> **Record set**
* * * * *
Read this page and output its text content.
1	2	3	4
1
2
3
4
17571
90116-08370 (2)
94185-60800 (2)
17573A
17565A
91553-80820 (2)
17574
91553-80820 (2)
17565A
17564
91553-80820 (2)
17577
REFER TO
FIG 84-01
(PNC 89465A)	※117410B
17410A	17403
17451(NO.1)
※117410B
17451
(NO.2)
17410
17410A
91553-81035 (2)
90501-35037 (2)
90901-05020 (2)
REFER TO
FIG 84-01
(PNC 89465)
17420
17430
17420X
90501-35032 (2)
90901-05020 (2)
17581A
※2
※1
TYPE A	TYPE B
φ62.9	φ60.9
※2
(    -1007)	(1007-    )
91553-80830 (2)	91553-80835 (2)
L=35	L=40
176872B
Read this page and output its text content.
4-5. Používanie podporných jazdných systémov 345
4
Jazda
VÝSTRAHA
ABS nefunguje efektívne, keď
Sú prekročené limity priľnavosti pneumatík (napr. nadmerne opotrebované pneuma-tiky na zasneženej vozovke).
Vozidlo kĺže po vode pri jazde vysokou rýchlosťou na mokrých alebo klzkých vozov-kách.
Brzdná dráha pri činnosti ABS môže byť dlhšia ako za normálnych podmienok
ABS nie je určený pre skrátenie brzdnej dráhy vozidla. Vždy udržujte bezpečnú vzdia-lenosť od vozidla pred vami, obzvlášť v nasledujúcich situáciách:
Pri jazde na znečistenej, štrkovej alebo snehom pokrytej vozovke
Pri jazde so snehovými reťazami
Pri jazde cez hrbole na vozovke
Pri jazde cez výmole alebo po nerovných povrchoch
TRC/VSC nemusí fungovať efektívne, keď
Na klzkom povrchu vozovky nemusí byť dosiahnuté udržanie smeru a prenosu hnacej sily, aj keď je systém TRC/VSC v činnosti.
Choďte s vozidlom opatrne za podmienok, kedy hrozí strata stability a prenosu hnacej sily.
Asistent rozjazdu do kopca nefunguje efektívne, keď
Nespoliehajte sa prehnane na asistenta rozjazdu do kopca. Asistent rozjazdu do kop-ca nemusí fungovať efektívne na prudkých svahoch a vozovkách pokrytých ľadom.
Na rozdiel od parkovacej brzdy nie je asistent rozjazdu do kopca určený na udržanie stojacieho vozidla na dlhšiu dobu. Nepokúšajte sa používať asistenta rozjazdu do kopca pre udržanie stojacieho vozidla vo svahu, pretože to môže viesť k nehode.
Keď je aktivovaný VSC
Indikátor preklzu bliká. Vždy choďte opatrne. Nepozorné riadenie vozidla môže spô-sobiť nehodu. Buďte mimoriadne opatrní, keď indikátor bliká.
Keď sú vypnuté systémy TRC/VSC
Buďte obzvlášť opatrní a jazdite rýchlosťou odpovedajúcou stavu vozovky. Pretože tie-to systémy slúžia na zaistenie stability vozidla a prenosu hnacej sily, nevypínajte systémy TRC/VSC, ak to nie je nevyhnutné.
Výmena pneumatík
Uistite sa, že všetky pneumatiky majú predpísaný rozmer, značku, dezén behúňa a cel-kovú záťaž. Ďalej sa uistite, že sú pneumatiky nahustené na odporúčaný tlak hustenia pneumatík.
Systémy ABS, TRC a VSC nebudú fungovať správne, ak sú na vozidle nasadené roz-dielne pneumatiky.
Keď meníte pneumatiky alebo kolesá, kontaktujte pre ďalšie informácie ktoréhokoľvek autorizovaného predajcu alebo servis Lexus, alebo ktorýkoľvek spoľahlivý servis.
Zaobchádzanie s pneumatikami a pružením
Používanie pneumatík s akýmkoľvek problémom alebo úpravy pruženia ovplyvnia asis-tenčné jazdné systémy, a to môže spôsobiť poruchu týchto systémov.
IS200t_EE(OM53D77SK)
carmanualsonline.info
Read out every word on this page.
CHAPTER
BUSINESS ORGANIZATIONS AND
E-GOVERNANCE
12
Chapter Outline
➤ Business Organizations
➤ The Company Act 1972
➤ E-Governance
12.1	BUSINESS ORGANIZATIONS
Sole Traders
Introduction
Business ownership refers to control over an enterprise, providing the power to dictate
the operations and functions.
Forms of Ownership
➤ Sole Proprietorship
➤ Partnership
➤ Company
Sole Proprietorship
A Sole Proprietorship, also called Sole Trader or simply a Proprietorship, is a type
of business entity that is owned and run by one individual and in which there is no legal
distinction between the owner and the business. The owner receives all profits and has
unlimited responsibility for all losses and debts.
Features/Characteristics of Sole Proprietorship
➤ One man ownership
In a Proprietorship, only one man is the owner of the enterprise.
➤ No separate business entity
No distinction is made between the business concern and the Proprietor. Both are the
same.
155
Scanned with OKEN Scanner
* * * * *
> **Written exercise**
Every line from the line containing "Read out every word on this page." to the last line of the material above must be repeated exactly, and no other line.

> **Answer to this exercise**
Read out every word on this page.
CHAPTER
BUSINESS ORGANIZATIONS AND
E-GOVERNANCE
12
Chapter Outline
➤ Business Organizations
➤ The Company Act 1972
➤ E-Governance
12.1	BUSINESS ORGANIZATIONS
Sole Traders
Introduction
Business ownership refers to control over an enterprise, providing the power to dictate
the operations and functions.
Forms of Ownership
➤ Sole Proprietorship
➤ Partnership
➤ Company
Sole Proprietorship
A Sole Proprietorship, also called Sole Trader or simply a Proprietorship, is a type
of business entity that is owned and run by one individual and in which there is no legal
distinction between the owner and the business. The owner receives all profits and has
unlimited responsibility for all losses and debts.
Features/Characteristics of Sole Proprietorship
➤ One man ownership
In a Proprietorship, only one man is the owner of the enterprise.
➤ No separate business entity
No distinction is made between the business concern and the Proprietor. Both are the
same.
155
Scanned with OKEN Scanner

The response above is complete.